> **PROBLEM DESCRIPTION**
Present the records below as a two-column CSV with the columns record_text and record_answer, one row per record, putting each value in a single quoted field and replacing line breaks with spaces. Leave out the pictures.
>> start DATA
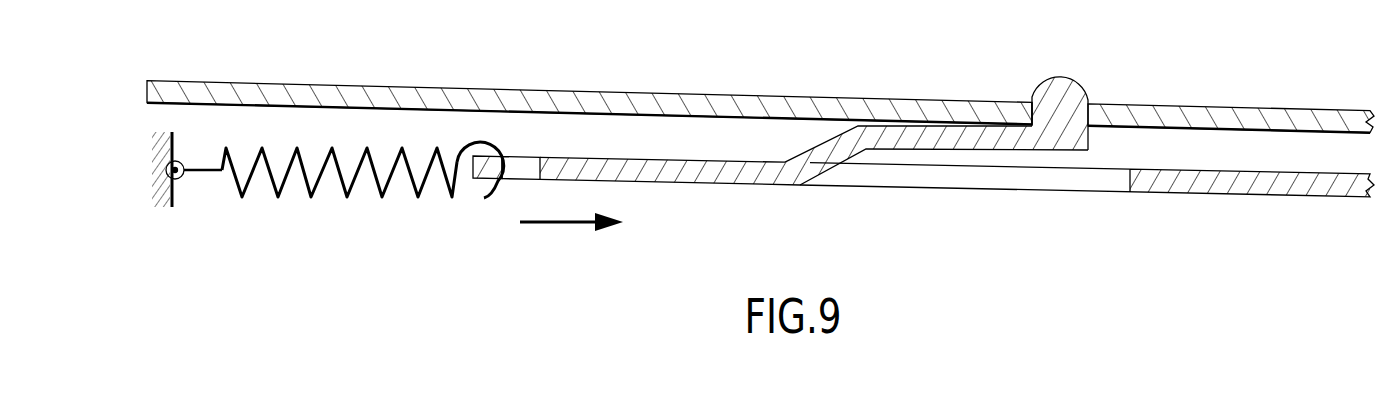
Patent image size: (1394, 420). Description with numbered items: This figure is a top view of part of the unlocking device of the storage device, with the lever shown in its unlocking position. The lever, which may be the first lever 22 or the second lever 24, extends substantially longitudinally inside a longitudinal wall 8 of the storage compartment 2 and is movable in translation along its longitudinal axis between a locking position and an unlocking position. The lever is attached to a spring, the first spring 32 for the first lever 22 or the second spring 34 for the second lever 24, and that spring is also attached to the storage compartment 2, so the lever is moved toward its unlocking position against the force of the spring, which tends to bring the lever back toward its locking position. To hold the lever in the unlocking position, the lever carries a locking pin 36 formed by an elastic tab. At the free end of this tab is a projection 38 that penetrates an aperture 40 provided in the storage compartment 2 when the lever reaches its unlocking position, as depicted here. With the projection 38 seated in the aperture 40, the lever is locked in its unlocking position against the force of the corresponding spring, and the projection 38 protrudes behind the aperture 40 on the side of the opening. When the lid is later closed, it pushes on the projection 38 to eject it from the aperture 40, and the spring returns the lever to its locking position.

The storage compartment 2 is at (444, 92).
The longitudinal wall 8 is at (708, 97).
The first lever 22 is at (923, 171).
The second lever 24 is at (487, 167).
The first spring 32 is at (363, 215).
The second spring 34 is at (480, 170).
The locking pin 36 is at (922, 124).
The projection 38 is at (1082, 85).
The aperture 40 is at (1030, 110).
>> end DATA
> **REPLY**
record_text,record_answer
"Patent image size: (1394, 420). Description with numbered items: This figure is a top view of part of the unlocking device of the storage device, with the lever shown in its unlocking position. The lever, which may be the first lever 22 or the second lever 24, extends substantially longitudinally inside a longitudinal wall 8 of the storage compartment 2 and is movable in translation along its longitudinal axis between a locking position and an unlocking position. The lever is attached to a spring, the first spring 32 for the first lever 22 or the second spring 34 for the second lever 24, and that spring is also attached to the storage compartment 2, so the lever is moved toward its unlocking position against the force of the spring, which tends to bring the lever back toward its locking position. To hold the lever in the unlocking position, the lever carries a locking pin 36 formed by an elastic tab. At the free end of this tab is a projection 38 that penetrates an aperture 40 provided in the storage compartment 2 when the lever reaches its unlocking position, as depicted here. With the projection 38 seated in the aperture 40, the lever is locked in its unlocking position against the force of the corresponding spring, and the projection 38 protrudes behind the aperture 40 on the side of the opening. When the lid is later closed, it pushes on the projection 38 to eject it from the aperture 40, and the spring returns the lever to its locking position.","The storage compartment 2 is at (444, 92). The longitudinal wall 8 is at (708, 97). The first lever 22 is at (923, 171). The second lever 24 is at (487, 167). The first spring 32 is at (363, 215). The second spring 34 is at (480, 170). The locking pin 36 is at (922, 124). The projection 38 is at (1082, 85). The aperture 40 is at (1030, 110)."